-- Start of SELECTED EXTRACT --

Carnegie initiated this proceeding on October 26, 1979 by filing rate increase tariff supplements to apply to Carnegie's various customer classes, effective
[ 61 Pa. Commw. Page 438]
December 26, 1979. However, on December 7, 1979, the commission initiated an investigation of the tariffs and their supplements, and a week later Carnegie filed additional supplements which extended the effective date to July 26, 1980.
At the time Carnegie submitted its proposed rate increases, its capital structure was devoid of long-term debt. However, in November 1979, Carnegie acquired long-term debt which caused its actual capital structure to be composed of 6.61% debt and 93.39% equity.
After holding hearings at which it received evidence for and against Carnegie's proposed rates, the commission assigned Carnegie a hypothetical capital structure composed of 55% debt and 45% equity upon which the commission imputed a cost of capital to Carnegie and determined 10.87% to be a fair and reasonable rate of return for Carnegie to earn on its capital investment. Moreover, by using the debt component of the hypothetical capital structure to calculate a hypothetical interest expense which exceeded Carnegie's actual interest expense by $1,326,000, the commission, for rate-making purposes, disallowed $651,000 of Carnegie's actual federal and state income tax expense.

-- End of SELECTED EXTRACT --
-- Start of SOURCE DATA --

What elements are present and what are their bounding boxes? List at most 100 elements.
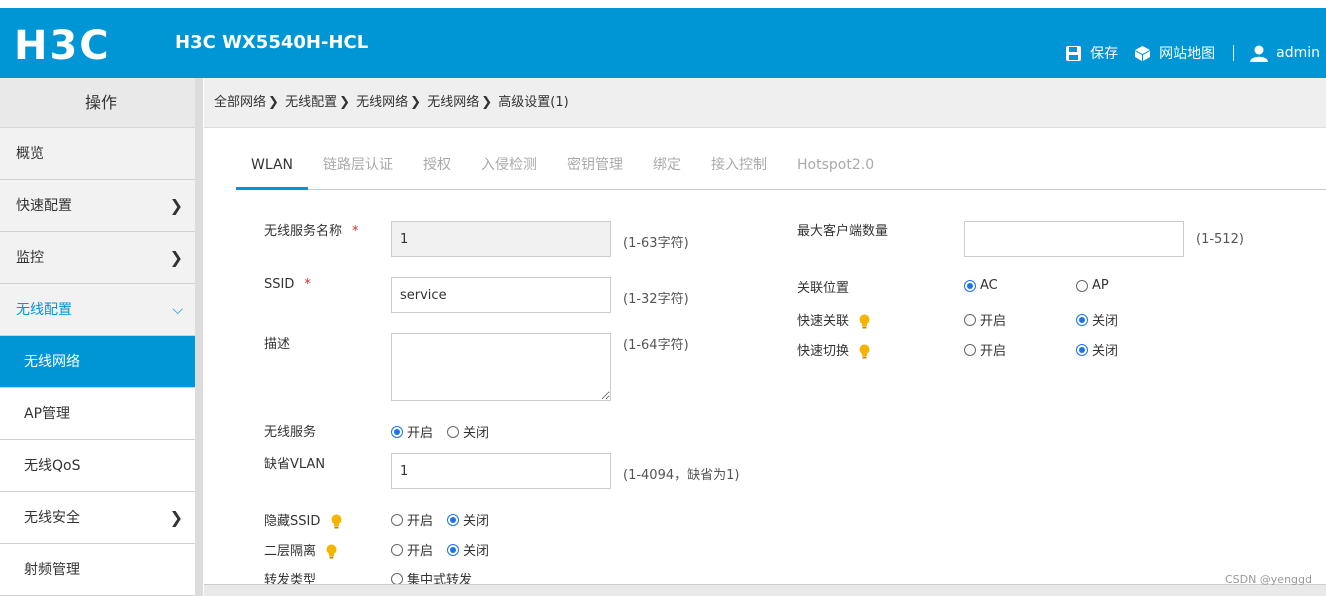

-- End of SOURCE DATA --

— EXERCISE TASKS —
(1) Summarize the rate-case excerpt in two sentences.
(2) Reproduce the part of the rate-case excerpt that begins at the words "After holding hearings" and stops after "income tax expense.".

— RESULTS IN ORDER —
(1) Carnegie filed rate increase tariff supplements on October 26, 1979, and after the commission began investigating them, Carnegie filed further supplements that extended the effective date to July 26, 1980. Although Carnegie's actual capital structure was 6.61% debt and 93.39% equity, the commission assigned it a hypothetical structure of 55% debt and 45% equity, set a fair rate of return of 10.87%, and disallowed $651,000 of its actual federal and state income tax expense for rate-making purposes.

(2)
After holding hearings at which it received evidence for and against Carnegie's proposed rates, the commission assigned Carnegie a hypothetical capital structure composed of 55% debt and 45% equity upon which the commission imputed a cost of capital to Carnegie and determined 10.87% to be a fair and reasonable rate of return for Carnegie to earn on its capital investment. Moreover, by using the debt component of the hypothetical capital structure to calculate a hypothetical interest expense which exceeded Carnegie's actual interest expense by $1,326,000, the commission, for rate-making purposes, disallowed $651,000 of Carnegie's actual federal and state income tax expense.